Look through the material below. Copy each line that contains the string "Klucz".

-- BEGIN --

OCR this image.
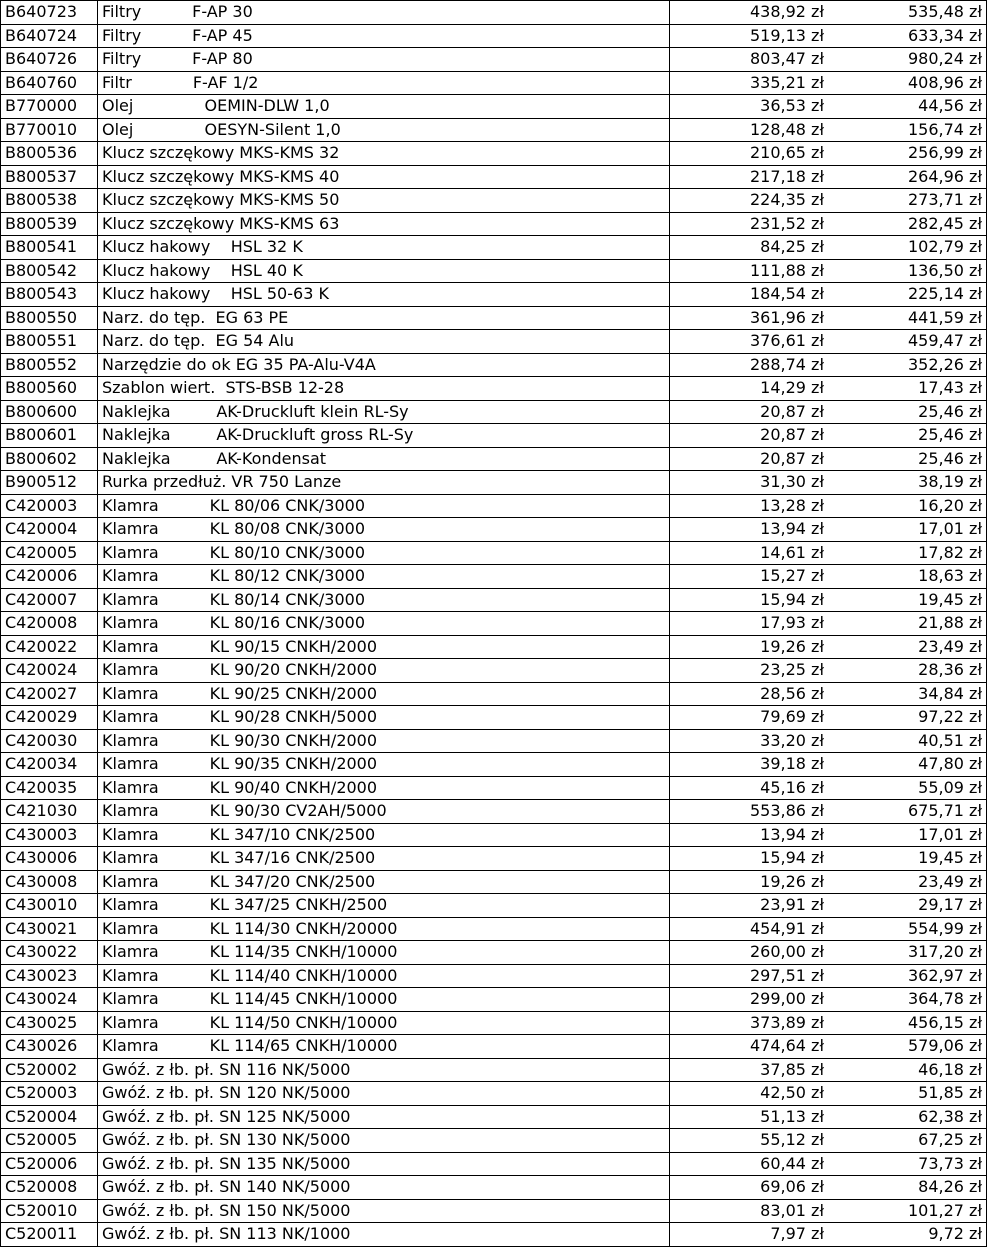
B640723	Filtry          F-AP 30	438,92 zł	535,48 zł
B640724	Filtry          F-AP 45	519,13 zł	633,34 zł
B640726	Filtry          F-AP 80	803,47 zł	980,24 zł
B640760	Filtr            F-AF 1/2	335,21 zł	408,96 zł
B770000	Olej              OEMIN-DLW 1,0	36,53 zł	44,56 zł
B770010	Olej              OESYN-Silent 1,0	128,48 zł	156,74 zł
B800536	Klucz szczękowy MKS-KMS 32	210,65 zł	256,99 zł
B800537	Klucz szczękowy MKS-KMS 40	217,18 zł	264,96 zł
B800538	Klucz szczękowy MKS-KMS 50	224,35 zł	273,71 zł
B800539	Klucz szczękowy MKS-KMS 63	231,52 zł	282,45 zł
B800541	Klucz hakowy    HSL 32 K	84,25 zł	102,79 zł
B800542	Klucz hakowy    HSL 40 K	111,88 zł	136,50 zł
B800543	Klucz hakowy    HSL 50-63 K	184,54 zł	225,14 zł
B800550	Narz. do tęp.  EG 63 PE	361,96 zł	441,59 zł
B800551	Narz. do tęp.  EG 54 Alu	376,61 zł	459,47 zł
B800552	Narzędzie do ok EG 35 PA-Alu-V4A	288,74 zł	352,26 zł
B800560	Szablon wiert.  STS-BSB 12-28	14,29 zł	17,43 zł
B800600	Naklejka         AK-Druckluft klein RL-Sy	20,87 zł	25,46 zł
B800601	Naklejka         AK-Druckluft gross RL-Sy	20,87 zł	25,46 zł
B800602	Naklejka         AK-Kondensat	20,87 zł	25,46 zł
B900512	Rurka przedłuż. VR 750 Lanze	31,30 zł	38,19 zł
C420003	Klamra          KL 80/06 CNK/3000	13,28 zł	16,20 zł
C420004	Klamra          KL 80/08 CNK/3000	13,94 zł	17,01 zł
C420005	Klamra          KL 80/10 CNK/3000	14,61 zł	17,82 zł
C420006	Klamra          KL 80/12 CNK/3000	15,27 zł	18,63 zł
C420007	Klamra          KL 80/14 CNK/3000	15,94 zł	19,45 zł
C420008	Klamra          KL 80/16 CNK/3000	17,93 zł	21,88 zł
C420022	Klamra          KL 90/15 CNKH/2000	19,26 zł	23,49 zł
C420024	Klamra          KL 90/20 CNKH/2000	23,25 zł	28,36 zł
C420027	Klamra          KL 90/25 CNKH/2000	28,56 zł	34,84 zł
C420029	Klamra          KL 90/28 CNKH/5000	79,69 zł	97,22 zł
C420030	Klamra          KL 90/30 CNKH/2000	33,20 zł	40,51 zł
C420034	Klamra          KL 90/35 CNKH/2000	39,18 zł	47,80 zł
C420035	Klamra          KL 90/40 CNKH/2000	45,16 zł	55,09 zł
C421030	Klamra          KL 90/30 CV2AH/5000	553,86 zł	675,71 zł
C430003	Klamra          KL 347/10 CNK/2500	13,94 zł	17,01 zł
C430006	Klamra          KL 347/16 CNK/2500	15,94 zł	19,45 zł
C430008	Klamra          KL 347/20 CNK/2500	19,26 zł	23,49 zł
C430010	Klamra          KL 347/25 CNKH/2500	23,91 zł	29,17 zł
C430021	Klamra          KL 114/30 CNKH/20000	454,91 zł	554,99 zł
C430022	Klamra          KL 114/35 CNKH/10000	260,00 zł	317,20 zł
C430023	Klamra          KL 114/40 CNKH/10000	297,51 zł	362,97 zł
C430024	Klamra          KL 114/45 CNKH/10000	299,00 zł	364,78 zł
C430025	Klamra          KL 114/50 CNKH/10000	373,89 zł	456,15 zł
C430026	Klamra          KL 114/65 CNKH/10000	474,64 zł	579,06 zł
C520002	Gwóź. z łb. pł. SN 116 NK/5000	37,85 zł	46,18 zł
C520003	Gwóź. z łb. pł. SN 120 NK/5000	42,50 zł	51,85 zł
C520004	Gwóź. z łb. pł. SN 125 NK/5000	51,13 zł	62,38 zł
C520005	Gwóź. z łb. pł. SN 130 NK/5000	55,12 zł	67,25 zł
C520006	Gwóź. z łb. pł. SN 135 NK/5000	60,44 zł	73,73 zł
C520008	Gwóź. z łb. pł. SN 140 NK/5000	69,06 zł	84,26 zł
C520010	Gwóź. z łb. pł. SN 150 NK/5000	83,01 zł	101,27 zł
C520011	Gwóź. z łb. pł. SN 113 NK/1000	7,97 zł	9,72 zł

-- END --

Output for this task —
B800536	Klucz szczękowy MKS-KMS 32	210,65 zł	256,99 zł
B800537	Klucz szczękowy MKS-KMS 40	217,18 zł	264,96 zł
B800538	Klucz szczękowy MKS-KMS 50	224,35 zł	273,71 zł
B800539	Klucz szczękowy MKS-KMS 63	231,52 zł	282,45 zł
B800541	Klucz hakowy    HSL 32 K	84,25 zł	102,79 zł
B800542	Klucz hakowy    HSL 40 K	111,88 zł	136,50 zł
B800543	Klucz hakowy    HSL 50-63 K	184,54 zł	225,14 zł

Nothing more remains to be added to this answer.